**Study text**

::::::::::

Month Day
August 25

Truman Capote, author of “In Cold Blood,” dies

Truman Capote, the author of the pioneering true-crime novel In Cold Blood, dies at age 59 in Los Angeles.

In Cold Blood told the story of the 1959 murder of the Clutter family in Holcomb, Kansas. Richard Hickock and Perry Smith, two parolees from the Kansas State Penitentiary, decided to rob Herbert Clutter, a successful farmer, after hearing a rumor that he kept a cash-filled safe in his home. The two men arrived at the Clutter farmhouse on November 15, 1959. After discovering there was no safe, they slit Herbert Clutter’s throat and shot him in the head. Perry Smith then shot Clutter’s wife Bonnie and his two teenage children, Nancy and Kenyon. Hickock and Smith were captured by police over a month later in Las Vegas. At trial, they pleaded temporary insanity but were convicted and sentenced to death. Both men died by hanging on April 14, 1965, at the Kansas State Penitentiary in Lansing.

After reading an article about the Clutter murders, Truman Capote became interested in the case and traveled to Kansas with his childhood friend Harper Lee, who later wrote To Kill a Mockingbird. Capote, a flamboyant figure who first achieved literary fame at age 23 with his novel Other Voices, Other Rooms and also wrote the 1958 novella “Breakfast at Tiffany’s,” painstakingly researched the case, with assistance from Lee. Capote conducted a series of prison interviews with the killers that enabled him to get deep into their heads and describe events and conversations as if he had been present.

::::::::::

**Dataset content**
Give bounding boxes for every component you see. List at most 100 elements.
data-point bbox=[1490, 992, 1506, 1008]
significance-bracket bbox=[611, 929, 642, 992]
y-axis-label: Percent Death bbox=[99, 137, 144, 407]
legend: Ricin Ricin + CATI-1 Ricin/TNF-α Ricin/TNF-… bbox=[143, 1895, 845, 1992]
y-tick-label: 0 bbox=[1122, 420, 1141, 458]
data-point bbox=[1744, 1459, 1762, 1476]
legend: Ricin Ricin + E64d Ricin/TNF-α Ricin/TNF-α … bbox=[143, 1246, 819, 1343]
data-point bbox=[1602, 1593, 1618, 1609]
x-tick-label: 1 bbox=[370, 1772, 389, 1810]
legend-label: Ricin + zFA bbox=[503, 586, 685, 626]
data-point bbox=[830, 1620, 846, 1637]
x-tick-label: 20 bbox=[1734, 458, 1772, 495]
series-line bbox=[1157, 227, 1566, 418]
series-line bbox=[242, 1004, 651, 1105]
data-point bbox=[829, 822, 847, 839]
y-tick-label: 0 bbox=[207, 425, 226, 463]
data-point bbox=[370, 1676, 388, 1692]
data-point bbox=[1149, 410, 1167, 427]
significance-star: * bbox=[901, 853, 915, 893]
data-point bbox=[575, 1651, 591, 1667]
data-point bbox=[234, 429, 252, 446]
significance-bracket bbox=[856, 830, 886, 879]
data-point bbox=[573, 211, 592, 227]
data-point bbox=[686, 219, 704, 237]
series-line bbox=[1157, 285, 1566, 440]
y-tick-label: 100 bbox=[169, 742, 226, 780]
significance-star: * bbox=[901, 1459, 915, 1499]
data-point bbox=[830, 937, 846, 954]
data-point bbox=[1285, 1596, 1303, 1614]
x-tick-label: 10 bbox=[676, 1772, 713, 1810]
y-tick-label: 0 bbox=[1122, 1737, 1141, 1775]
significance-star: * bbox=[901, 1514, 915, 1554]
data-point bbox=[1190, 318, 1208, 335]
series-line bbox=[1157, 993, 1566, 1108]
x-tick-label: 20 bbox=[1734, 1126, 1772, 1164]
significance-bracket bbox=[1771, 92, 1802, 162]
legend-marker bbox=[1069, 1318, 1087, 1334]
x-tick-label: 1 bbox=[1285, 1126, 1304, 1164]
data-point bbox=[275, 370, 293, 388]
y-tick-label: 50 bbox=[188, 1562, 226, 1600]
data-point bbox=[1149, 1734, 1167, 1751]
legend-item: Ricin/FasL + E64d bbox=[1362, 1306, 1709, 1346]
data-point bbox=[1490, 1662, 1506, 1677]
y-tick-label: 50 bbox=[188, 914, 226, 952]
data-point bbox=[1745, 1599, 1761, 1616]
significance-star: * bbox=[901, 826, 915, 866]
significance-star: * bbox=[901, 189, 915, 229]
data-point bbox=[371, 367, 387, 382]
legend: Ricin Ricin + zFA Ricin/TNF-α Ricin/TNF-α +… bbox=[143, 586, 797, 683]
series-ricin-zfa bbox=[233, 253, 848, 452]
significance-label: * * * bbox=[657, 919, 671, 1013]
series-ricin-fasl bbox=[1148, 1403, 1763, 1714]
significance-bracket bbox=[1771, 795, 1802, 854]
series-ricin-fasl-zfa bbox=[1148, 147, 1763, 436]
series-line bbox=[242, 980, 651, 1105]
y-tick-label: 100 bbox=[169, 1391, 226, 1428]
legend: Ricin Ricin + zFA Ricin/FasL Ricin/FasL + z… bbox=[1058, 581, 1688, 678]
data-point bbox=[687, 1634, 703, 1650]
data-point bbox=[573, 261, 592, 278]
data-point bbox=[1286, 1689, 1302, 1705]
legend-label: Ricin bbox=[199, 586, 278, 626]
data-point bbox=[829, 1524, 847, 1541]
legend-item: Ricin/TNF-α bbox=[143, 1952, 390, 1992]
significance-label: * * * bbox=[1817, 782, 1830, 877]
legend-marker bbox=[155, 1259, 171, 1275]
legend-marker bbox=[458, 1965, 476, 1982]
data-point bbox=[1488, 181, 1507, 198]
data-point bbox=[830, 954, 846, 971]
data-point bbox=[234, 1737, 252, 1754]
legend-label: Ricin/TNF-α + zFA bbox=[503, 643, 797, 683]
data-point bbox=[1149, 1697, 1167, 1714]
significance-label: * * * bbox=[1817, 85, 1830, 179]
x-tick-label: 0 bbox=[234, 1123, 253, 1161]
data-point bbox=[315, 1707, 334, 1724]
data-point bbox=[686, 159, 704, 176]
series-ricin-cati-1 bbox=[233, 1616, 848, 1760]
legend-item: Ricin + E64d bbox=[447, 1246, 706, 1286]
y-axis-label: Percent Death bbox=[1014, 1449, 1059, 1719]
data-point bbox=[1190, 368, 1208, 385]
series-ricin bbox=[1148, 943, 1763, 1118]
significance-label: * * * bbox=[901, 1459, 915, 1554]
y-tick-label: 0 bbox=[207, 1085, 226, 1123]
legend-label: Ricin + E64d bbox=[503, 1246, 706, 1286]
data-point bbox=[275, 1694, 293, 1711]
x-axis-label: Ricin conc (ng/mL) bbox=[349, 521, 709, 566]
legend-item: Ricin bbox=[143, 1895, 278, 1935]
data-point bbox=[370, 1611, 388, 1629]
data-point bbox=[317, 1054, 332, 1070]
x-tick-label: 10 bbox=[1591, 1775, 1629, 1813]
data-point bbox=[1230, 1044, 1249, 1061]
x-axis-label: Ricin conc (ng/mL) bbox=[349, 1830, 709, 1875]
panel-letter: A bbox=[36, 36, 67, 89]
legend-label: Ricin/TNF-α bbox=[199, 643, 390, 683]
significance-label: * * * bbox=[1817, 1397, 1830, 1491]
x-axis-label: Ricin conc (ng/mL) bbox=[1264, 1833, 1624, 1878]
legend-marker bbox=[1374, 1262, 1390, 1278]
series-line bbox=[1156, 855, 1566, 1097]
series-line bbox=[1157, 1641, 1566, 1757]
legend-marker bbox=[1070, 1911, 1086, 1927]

::::::::::

**Set of tasks**
A. In the article on Truman Capote, how was Capote able to describe the killers' actions and conversations as if he had been there? Answer in one to three sentences.
B. Answer these questions from the article on Truman Capote:
(i) In what city did police capture Hickock and Smith?
(ii) On what date were both men hanged?
(iii) At what age did Capote first achieve literary fame, and with which novel?
C. Continue the article on Truman Capote from its final sentence.

**Answers given**
A. Capote held a series of prison interviews with the killers. These interviews let him get deep into their heads, so he could describe events and conversations as if he had been present.

B.
(i) Las Vegas
(ii) April 14, 1965
(iii) At 23, with Other Voices, Other Rooms

C.
In Cold Bold was originally serialized in The New Yorker and then published in book form in 1965. Referred to by Capote as a “non-fiction novel,” it became an international bestseller. Capote’s celebrity soared, but he later battled drug and alcohol addictions. He died of liver disease in Los Angeles at the home of Joanna Carson, the fourth wife of talk-show host Johnny Carson.

In 1967, a film version of In Cold Blood was released, starring Robert Blake as Perry Smith. In 2005, a movie titled Capote told the story of the author’s investigation of the Clutter murders and his fascination with the crime.